- [SHORT PROBLEM]
Find every line in the items below that contains the string "Your" and copy each such line in full.

- [WORKING DATA]
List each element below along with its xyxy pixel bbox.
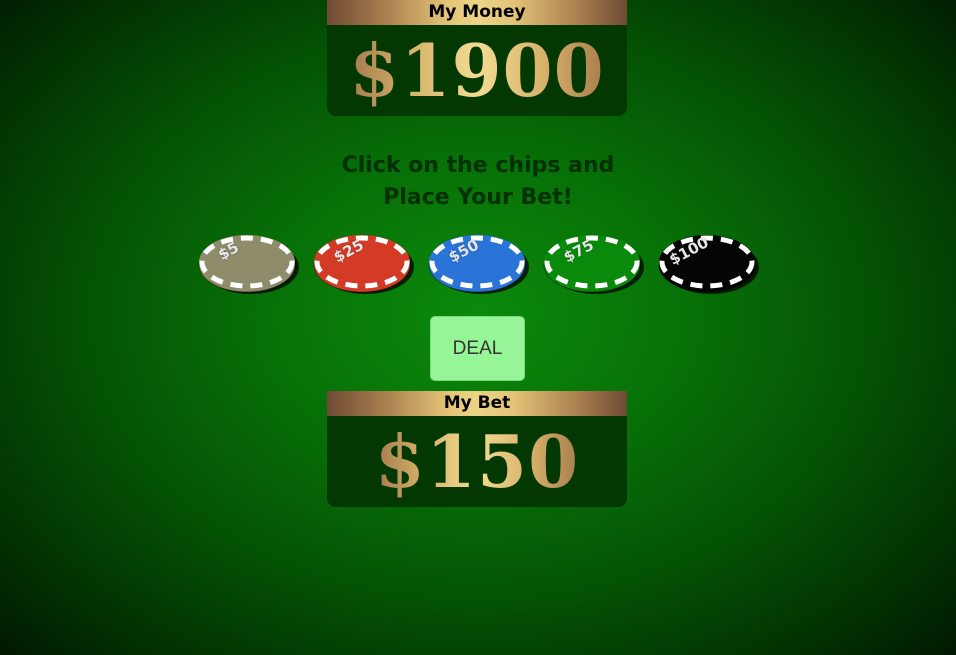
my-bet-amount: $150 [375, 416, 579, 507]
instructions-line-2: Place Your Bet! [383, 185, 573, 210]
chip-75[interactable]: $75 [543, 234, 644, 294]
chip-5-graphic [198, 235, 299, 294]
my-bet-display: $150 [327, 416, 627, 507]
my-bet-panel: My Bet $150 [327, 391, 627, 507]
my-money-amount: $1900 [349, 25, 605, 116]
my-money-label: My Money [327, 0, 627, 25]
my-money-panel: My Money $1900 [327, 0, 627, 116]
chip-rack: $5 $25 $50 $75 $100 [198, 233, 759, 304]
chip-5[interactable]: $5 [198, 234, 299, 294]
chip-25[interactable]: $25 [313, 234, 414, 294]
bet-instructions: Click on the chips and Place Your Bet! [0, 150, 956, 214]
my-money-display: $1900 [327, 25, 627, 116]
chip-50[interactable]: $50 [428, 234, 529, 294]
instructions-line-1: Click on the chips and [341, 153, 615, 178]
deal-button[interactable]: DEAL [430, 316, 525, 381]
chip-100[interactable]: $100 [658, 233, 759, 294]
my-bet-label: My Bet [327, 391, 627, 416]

- [RIGHT ANSWER]
instructions-line-2: Place Your Bet! [383, 185, 573, 210]
bet-instructions: Click on the chips and Place Your Bet! [0, 150, 956, 214]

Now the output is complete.